## TASK TO CARRY OUT
Set down the data below without change, skipping the pictures it holds.

□ □ □ □ □

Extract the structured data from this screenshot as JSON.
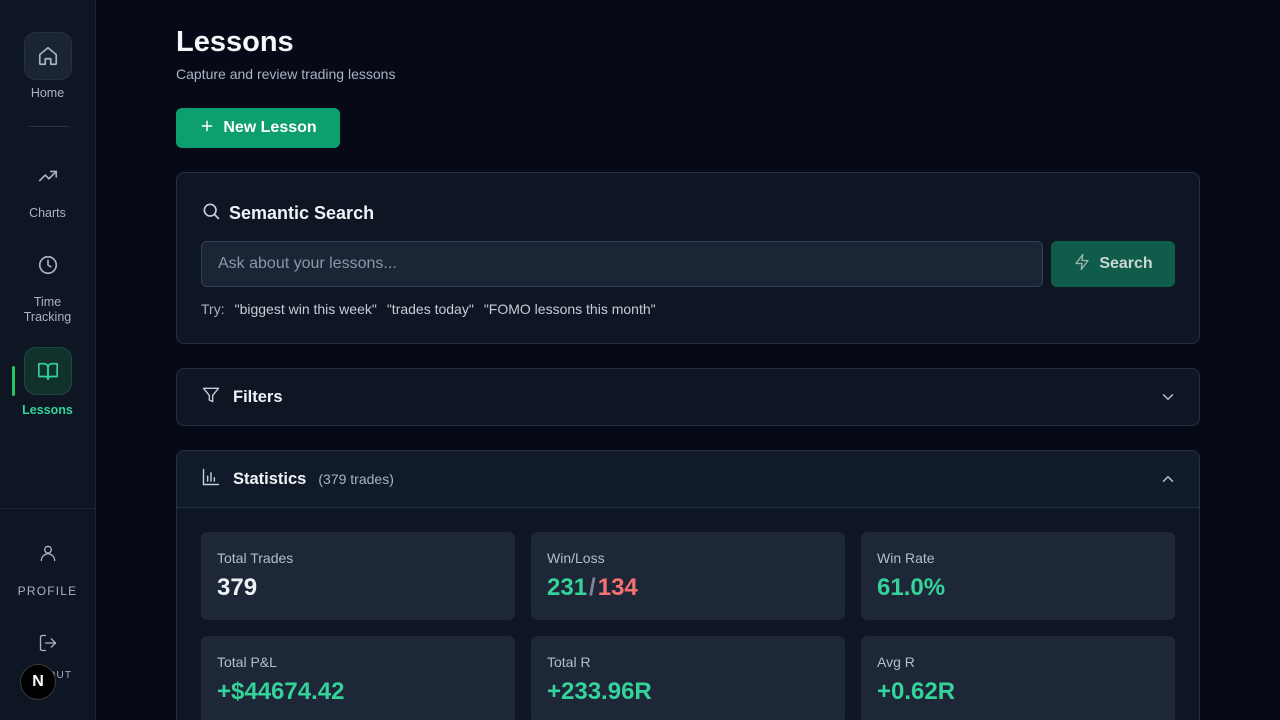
{
  "sidebar": {
    "items": [
      {
        "label": "Home",
        "icon": "home-icon"
      },
      {
        "label": "Charts",
        "icon": "trending-up-icon"
      },
      {
        "label": "Time Tracking",
        "icon": "clock-icon"
      },
      {
        "label": "Lessons",
        "icon": "book-open-icon",
        "active": true
      }
    ],
    "profile_label": "PROFILE",
    "logout_label": "LOGOUT",
    "badge": "N"
  },
  "header": {
    "title": "Lessons",
    "subtitle": "Capture and review trading lessons",
    "new_button": "New Lesson"
  },
  "search": {
    "title": "Semantic Search",
    "placeholder": "Ask about your lessons...",
    "value": "",
    "button": "Search",
    "try_label": "Try:",
    "suggestions": [
      "\"biggest win this week\"",
      "\"trades today\"",
      "\"FOMO lessons this month\""
    ]
  },
  "filters": {
    "title": "Filters"
  },
  "statistics": {
    "title": "Statistics",
    "count": "(379 trades)",
    "cards": {
      "total_trades": {
        "label": "Total Trades",
        "value": "379"
      },
      "win_loss": {
        "label": "Win/Loss",
        "wins": "231",
        "sep": "/",
        "losses": "134"
      },
      "win_rate": {
        "label": "Win Rate",
        "value": "61.0%"
      },
      "total_pnl": {
        "label": "Total P&L",
        "value": "+$44674.42"
      },
      "total_r": {
        "label": "Total R",
        "value": "+233.96R"
      },
      "avg_r": {
        "label": "Avg R",
        "value": "+0.62R"
      }
    }
  },
  "colors": {
    "accent": "#0e9f6e",
    "positive": "#34d399",
    "negative": "#f87171",
    "background": "#060a16"
  }
}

□ □ □ □ □

## EXPECTED ANSWER
Extract the structured data from this screenshot as JSON.
{
  "sidebar": {
    "items": [
      {
        "label": "Home",
        "icon": "home-icon"
      },
      {
        "label": "Charts",
        "icon": "trending-up-icon"
      },
      {
        "label": "Time Tracking",
        "icon": "clock-icon"
      },
      {
        "label": "Lessons",
        "icon": "book-open-icon",
        "active": true
      }
    ],
    "profile_label": "PROFILE",
    "logout_label": "LOGOUT",
    "badge": "N"
  },
  "header": {
    "title": "Lessons",
    "subtitle": "Capture and review trading lessons",
    "new_button": "New Lesson"
  },
  "search": {
    "title": "Semantic Search",
    "placeholder": "Ask about your lessons...",
    "value": "",
    "button": "Search",
    "try_label": "Try:",
    "suggestions": [
      "\"biggest win this week\"",
      "\"trades today\"",
      "\"FOMO lessons this month\""
    ]
  },
  "filters": {
    "title": "Filters"
  },
  "statistics": {
    "title": "Statistics",
    "count": "(379 trades)",
    "cards": {
      "total_trades": {
        "label": "Total Trades",
        "value": "379"
      },
      "win_loss": {
        "label": "Win/Loss",
        "wins": "231",
        "sep": "/",
        "losses": "134"
      },
      "win_rate": {
        "label": "Win Rate",
        "value": "61.0%"
      },
      "total_pnl": {
        "label": "Total P&L",
        "value": "+$44674.42"
      },
      "total_r": {
        "label": "Total R",
        "value": "+233.96R"
      },
      "avg_r": {
        "label": "Avg R",
        "value": "+0.62R"
      }
    }
  },
  "colors": {
    "accent": "#0e9f6e",
    "positive": "#34d399",
    "negative": "#f87171",
    "background": "#060a16"
  }
}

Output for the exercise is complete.